* _Directions for this task_: Write out every record below exactly as it appears.

* _Information supplied_:
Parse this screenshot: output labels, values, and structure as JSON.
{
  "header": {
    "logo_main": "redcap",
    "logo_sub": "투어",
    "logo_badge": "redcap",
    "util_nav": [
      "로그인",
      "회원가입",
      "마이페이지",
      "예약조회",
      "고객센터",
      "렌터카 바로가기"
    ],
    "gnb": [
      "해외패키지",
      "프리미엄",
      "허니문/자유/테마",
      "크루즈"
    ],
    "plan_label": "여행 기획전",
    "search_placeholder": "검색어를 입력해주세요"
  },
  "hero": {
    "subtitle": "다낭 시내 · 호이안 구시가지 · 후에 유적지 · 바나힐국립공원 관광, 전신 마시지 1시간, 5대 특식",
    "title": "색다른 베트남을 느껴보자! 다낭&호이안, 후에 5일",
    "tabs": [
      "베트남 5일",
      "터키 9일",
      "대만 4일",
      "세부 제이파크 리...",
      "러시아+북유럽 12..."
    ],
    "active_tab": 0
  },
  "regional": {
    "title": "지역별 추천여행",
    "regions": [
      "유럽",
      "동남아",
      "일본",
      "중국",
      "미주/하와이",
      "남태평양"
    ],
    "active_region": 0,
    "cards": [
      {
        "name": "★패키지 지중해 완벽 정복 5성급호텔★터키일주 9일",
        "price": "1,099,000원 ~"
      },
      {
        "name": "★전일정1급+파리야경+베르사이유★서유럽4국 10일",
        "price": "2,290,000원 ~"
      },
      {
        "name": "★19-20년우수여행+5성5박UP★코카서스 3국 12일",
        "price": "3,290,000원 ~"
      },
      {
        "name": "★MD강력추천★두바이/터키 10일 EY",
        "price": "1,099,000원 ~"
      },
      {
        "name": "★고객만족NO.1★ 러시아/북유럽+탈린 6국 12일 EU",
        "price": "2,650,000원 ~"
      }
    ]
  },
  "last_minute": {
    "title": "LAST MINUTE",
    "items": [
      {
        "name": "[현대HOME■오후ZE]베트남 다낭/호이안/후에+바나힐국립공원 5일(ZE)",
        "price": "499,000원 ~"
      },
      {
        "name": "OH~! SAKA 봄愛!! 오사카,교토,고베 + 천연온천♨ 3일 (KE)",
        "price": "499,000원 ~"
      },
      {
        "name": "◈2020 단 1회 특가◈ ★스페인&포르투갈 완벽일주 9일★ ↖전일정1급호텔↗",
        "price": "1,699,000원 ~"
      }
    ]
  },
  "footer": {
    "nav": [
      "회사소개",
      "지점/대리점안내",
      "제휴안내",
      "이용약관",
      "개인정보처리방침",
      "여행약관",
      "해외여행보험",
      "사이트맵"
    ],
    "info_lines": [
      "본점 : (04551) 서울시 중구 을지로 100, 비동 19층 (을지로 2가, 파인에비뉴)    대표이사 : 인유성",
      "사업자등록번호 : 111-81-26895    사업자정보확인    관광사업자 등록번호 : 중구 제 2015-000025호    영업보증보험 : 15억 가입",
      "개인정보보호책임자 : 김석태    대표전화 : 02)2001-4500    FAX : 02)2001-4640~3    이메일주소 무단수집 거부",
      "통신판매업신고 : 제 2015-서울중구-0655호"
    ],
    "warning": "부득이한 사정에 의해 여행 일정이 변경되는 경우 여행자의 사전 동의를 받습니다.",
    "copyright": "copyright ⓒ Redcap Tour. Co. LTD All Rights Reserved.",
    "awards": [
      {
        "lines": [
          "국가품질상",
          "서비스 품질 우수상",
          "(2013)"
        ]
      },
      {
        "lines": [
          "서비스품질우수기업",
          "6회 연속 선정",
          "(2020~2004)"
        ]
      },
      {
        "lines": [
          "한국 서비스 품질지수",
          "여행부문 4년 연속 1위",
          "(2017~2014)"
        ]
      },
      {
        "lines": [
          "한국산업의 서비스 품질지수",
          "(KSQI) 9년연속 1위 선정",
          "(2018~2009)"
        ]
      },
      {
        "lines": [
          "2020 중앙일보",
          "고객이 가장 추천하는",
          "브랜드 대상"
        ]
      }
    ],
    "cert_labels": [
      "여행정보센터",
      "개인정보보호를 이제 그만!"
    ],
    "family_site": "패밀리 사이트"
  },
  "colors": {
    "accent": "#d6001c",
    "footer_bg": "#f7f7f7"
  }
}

* _Exercise response_:
Parse this screenshot: output labels, values, and structure as JSON.
{
  "header": {
    "logo_main": "redcap",
    "logo_sub": "투어",
    "logo_badge": "redcap",
    "util_nav": [
      "로그인",
      "회원가입",
      "마이페이지",
      "예약조회",
      "고객센터",
      "렌터카 바로가기"
    ],
    "gnb": [
      "해외패키지",
      "프리미엄",
      "허니문/자유/테마",
      "크루즈"
    ],
    "plan_label": "여행 기획전",
    "search_placeholder": "검색어를 입력해주세요"
  },
  "hero": {
    "subtitle": "다낭 시내 · 호이안 구시가지 · 후에 유적지 · 바나힐국립공원 관광, 전신 마시지 1시간, 5대 특식",
    "title": "색다른 베트남을 느껴보자! 다낭&호이안, 후에 5일",
    "tabs": [
      "베트남 5일",
      "터키 9일",
      "대만 4일",
      "세부 제이파크 리...",
      "러시아+북유럽 12..."
    ],
    "active_tab": 0
  },
  "regional": {
    "title": "지역별 추천여행",
    "regions": [
      "유럽",
      "동남아",
      "일본",
      "중국",
      "미주/하와이",
      "남태평양"
    ],
    "active_region": 0,
    "cards": [
      {
        "name": "★패키지 지중해 완벽 정복 5성급호텔★터키일주 9일",
        "price": "1,099,000원 ~"
      },
      {
        "name": "★전일정1급+파리야경+베르사이유★서유럽4국 10일",
        "price": "2,290,000원 ~"
      },
      {
        "name": "★19-20년우수여행+5성5박UP★코카서스 3국 12일",
        "price": "3,290,000원 ~"
      },
      {
        "name": "★MD강력추천★두바이/터키 10일 EY",
        "price": "1,099,000원 ~"
      },
      {
        "name": "★고객만족NO.1★ 러시아/북유럽+탈린 6국 12일 EU",
        "price": "2,650,000원 ~"
      }
    ]
  },
  "last_minute": {
    "title": "LAST MINUTE",
    "items": [
      {
        "name": "[현대HOME■오후ZE]베트남 다낭/호이안/후에+바나힐국립공원 5일(ZE)",
        "price": "499,000원 ~"
      },
      {
        "name": "OH~! SAKA 봄愛!! 오사카,교토,고베 + 천연온천♨ 3일 (KE)",
        "price": "499,000원 ~"
      },
      {
        "name": "◈2020 단 1회 특가◈ ★스페인&포르투갈 완벽일주 9일★ ↖전일정1급호텔↗",
        "price": "1,699,000원 ~"
      }
    ]
  },
  "footer": {
    "nav": [
      "회사소개",
      "지점/대리점안내",
      "제휴안내",
      "이용약관",
      "개인정보처리방침",
      "여행약관",
      "해외여행보험",
      "사이트맵"
    ],
    "info_lines": [
      "본점 : (04551) 서울시 중구 을지로 100, 비동 19층 (을지로 2가, 파인에비뉴)    대표이사 : 인유성",
      "사업자등록번호 : 111-81-26895    사업자정보확인    관광사업자 등록번호 : 중구 제 2015-000025호    영업보증보험 : 15억 가입",
      "개인정보보호책임자 : 김석태    대표전화 : 02)2001-4500    FAX : 02)2001-4640~3    이메일주소 무단수집 거부",
      "통신판매업신고 : 제 2015-서울중구-0655호"
    ],
    "warning": "부득이한 사정에 의해 여행 일정이 변경되는 경우 여행자의 사전 동의를 받습니다.",
    "copyright": "copyright ⓒ Redcap Tour. Co. LTD All Rights Reserved.",
    "awards": [
      {
        "lines": [
          "국가품질상",
          "서비스 품질 우수상",
          "(2013)"
        ]
      },
      {
        "lines": [
          "서비스품질우수기업",
          "6회 연속 선정",
          "(2020~2004)"
        ]
      },
      {
        "lines": [
          "한국 서비스 품질지수",
          "여행부문 4년 연속 1위",
          "(2017~2014)"
        ]
      },
      {
        "lines": [
          "한국산업의 서비스 품질지수",
          "(KSQI) 9년연속 1위 선정",
          "(2018~2009)"
        ]
      },
      {
        "lines": [
          "2020 중앙일보",
          "고객이 가장 추천하는",
          "브랜드 대상"
        ]
      }
    ],
    "cert_labels": [
      "여행정보센터",
      "개인정보보호를 이제 그만!"
    ],
    "family_site": "패밀리 사이트"
  },
  "colors": {
    "accent": "#d6001c",
    "footer_bg": "#f7f7f7"
  }
}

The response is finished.